══ THE RECORDS ══
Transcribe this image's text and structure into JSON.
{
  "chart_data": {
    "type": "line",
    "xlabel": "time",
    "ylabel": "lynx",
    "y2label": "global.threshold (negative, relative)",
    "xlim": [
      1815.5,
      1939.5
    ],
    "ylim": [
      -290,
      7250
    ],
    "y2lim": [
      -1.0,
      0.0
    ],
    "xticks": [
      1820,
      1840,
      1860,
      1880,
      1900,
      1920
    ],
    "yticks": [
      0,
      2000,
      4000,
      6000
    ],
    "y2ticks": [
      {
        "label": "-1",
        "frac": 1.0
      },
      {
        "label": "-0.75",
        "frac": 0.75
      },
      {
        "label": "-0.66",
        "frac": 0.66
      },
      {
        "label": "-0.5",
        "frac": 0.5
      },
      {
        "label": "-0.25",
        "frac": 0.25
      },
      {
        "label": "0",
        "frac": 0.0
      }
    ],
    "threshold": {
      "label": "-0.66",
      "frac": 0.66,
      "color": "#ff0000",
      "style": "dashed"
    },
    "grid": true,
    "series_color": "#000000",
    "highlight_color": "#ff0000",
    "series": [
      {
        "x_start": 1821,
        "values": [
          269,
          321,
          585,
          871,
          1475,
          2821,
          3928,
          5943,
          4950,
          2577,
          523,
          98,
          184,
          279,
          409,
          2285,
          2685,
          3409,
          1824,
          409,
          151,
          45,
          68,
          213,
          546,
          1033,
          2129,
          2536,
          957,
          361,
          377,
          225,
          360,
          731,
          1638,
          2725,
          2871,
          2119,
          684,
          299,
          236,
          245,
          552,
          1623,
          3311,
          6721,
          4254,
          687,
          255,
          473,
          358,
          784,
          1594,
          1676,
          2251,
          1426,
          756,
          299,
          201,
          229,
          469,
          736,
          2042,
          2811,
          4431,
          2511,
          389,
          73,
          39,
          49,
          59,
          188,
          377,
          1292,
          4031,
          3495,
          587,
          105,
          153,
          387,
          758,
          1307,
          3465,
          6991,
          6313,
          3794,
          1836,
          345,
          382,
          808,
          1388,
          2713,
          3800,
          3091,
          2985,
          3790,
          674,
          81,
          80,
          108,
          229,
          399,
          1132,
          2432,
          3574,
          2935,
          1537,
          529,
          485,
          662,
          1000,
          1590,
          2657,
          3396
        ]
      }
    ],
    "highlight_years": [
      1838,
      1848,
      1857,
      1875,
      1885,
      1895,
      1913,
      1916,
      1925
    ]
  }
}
═══
Filter the records for lines holding the string "threshold". Copy each one.

REPLY.
    "y2label": "global.threshold (negative, relative)",
    "threshold": {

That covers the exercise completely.